TASK GOAL
Locate each line below that includes "вашего" and reproduce it.

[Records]
##########

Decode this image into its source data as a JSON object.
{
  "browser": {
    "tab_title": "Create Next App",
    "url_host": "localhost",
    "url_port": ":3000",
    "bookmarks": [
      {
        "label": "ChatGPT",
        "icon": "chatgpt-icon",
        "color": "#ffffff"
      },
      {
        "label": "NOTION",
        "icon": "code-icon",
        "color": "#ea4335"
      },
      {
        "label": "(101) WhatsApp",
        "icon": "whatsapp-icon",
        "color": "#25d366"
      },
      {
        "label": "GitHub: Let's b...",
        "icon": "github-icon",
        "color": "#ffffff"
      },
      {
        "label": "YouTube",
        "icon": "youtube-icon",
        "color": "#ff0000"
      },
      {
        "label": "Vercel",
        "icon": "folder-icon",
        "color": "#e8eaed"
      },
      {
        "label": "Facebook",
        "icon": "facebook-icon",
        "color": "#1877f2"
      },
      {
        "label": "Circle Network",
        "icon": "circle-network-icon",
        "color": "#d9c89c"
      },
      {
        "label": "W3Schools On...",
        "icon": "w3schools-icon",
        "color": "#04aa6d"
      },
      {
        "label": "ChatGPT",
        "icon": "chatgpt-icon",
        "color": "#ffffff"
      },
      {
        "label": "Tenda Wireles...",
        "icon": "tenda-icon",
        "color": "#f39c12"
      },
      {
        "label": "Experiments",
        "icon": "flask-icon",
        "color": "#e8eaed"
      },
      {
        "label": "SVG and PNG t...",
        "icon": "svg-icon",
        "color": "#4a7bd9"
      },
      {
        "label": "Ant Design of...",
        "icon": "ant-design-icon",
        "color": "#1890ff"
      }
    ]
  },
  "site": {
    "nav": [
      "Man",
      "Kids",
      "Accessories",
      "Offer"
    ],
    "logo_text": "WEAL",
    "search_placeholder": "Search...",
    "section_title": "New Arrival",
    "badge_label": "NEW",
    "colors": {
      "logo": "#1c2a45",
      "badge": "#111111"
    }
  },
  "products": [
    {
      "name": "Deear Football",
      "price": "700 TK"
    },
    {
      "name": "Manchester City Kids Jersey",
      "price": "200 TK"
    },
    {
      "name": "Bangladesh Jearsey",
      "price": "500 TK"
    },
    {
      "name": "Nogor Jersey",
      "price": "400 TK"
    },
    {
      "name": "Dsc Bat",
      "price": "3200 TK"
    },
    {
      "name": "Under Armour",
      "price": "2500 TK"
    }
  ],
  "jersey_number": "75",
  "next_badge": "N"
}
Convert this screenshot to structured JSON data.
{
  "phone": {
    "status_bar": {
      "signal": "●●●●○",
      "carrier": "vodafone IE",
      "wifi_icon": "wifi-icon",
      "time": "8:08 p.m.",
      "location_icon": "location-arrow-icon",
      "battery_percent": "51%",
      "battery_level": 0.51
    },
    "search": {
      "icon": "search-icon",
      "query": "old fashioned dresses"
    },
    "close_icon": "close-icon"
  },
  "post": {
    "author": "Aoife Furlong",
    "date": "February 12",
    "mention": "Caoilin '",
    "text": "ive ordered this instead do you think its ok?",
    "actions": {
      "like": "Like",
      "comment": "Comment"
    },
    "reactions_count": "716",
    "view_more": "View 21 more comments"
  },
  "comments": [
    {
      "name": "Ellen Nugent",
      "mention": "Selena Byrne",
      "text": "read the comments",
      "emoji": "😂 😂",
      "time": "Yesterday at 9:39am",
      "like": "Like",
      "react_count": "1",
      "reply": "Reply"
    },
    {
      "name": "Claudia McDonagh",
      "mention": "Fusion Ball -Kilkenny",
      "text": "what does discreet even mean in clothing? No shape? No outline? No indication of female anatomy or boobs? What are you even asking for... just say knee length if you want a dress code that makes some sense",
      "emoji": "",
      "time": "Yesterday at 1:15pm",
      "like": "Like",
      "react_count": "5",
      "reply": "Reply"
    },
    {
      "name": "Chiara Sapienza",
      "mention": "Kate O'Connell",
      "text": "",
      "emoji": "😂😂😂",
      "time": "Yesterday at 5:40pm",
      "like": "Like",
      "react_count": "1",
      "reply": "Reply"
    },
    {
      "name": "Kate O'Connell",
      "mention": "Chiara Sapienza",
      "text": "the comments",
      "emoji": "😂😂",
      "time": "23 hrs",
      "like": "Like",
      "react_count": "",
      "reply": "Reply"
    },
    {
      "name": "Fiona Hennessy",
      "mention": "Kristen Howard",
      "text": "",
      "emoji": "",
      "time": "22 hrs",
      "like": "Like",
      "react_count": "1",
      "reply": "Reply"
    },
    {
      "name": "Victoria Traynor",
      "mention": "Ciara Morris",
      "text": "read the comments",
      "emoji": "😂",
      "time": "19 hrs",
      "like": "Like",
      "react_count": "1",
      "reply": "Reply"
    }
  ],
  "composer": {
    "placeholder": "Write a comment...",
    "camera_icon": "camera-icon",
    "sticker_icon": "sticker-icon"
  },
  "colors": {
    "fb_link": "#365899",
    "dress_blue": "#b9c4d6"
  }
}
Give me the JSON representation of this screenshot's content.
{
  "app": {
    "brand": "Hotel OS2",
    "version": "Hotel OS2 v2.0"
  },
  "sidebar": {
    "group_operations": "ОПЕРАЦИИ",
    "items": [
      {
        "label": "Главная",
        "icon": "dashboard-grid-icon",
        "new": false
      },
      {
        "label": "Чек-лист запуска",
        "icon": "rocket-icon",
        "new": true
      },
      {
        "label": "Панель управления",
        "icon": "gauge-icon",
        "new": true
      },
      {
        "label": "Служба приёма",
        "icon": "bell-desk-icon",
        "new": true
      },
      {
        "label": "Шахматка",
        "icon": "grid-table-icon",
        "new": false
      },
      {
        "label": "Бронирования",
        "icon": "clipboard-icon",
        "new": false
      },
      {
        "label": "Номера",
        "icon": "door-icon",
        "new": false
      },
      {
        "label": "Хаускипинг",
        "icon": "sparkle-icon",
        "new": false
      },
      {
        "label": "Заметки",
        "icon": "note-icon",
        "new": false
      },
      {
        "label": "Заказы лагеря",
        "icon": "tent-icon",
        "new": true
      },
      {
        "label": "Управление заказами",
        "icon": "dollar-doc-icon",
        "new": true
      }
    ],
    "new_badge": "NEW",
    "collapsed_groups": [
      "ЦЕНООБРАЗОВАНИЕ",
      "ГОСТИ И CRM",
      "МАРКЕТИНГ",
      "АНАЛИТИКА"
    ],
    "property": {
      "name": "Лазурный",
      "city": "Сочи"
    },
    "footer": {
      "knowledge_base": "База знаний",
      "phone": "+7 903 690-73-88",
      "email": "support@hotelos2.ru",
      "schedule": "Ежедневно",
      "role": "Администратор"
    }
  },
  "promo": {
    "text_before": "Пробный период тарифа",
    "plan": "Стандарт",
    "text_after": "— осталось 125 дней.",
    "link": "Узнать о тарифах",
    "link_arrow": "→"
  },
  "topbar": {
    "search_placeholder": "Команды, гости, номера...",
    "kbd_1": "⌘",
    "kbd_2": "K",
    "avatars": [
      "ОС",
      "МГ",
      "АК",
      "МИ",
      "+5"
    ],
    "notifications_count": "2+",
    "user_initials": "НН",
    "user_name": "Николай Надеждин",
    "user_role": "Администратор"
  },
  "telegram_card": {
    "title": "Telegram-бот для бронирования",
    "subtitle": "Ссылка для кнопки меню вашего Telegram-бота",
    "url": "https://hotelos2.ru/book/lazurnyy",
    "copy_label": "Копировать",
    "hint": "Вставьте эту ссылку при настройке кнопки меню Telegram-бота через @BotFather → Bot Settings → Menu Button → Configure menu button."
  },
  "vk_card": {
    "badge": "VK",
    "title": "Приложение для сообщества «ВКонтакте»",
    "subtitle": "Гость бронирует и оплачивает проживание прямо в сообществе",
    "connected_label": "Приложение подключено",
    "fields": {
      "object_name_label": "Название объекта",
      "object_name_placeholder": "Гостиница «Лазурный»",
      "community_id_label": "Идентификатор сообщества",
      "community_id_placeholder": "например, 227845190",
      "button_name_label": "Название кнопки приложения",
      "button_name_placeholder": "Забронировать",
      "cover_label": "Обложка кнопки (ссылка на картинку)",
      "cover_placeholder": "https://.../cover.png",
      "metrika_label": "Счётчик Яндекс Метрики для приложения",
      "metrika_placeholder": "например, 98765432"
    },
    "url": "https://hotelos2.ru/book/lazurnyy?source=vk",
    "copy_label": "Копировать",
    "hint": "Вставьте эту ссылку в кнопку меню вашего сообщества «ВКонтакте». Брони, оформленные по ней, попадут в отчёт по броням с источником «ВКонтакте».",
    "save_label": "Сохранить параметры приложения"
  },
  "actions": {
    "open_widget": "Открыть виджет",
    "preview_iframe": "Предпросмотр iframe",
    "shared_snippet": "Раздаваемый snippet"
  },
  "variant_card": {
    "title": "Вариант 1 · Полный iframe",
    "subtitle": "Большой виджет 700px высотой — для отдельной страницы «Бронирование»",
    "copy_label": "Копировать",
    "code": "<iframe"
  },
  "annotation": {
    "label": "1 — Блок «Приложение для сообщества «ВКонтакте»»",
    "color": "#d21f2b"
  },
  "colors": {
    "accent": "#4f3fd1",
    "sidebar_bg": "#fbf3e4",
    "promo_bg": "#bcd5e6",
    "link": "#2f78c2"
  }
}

##########

WORKED ANSWER
    "subtitle": "Ссылка для кнопки меню вашего Telegram-бота",
    "hint": "Вставьте эту ссылку в кнопку меню вашего сообщества «ВКонтакте». Брони, оформленные по ней, попадут в отчёт по броням с источником «ВКонтакте».",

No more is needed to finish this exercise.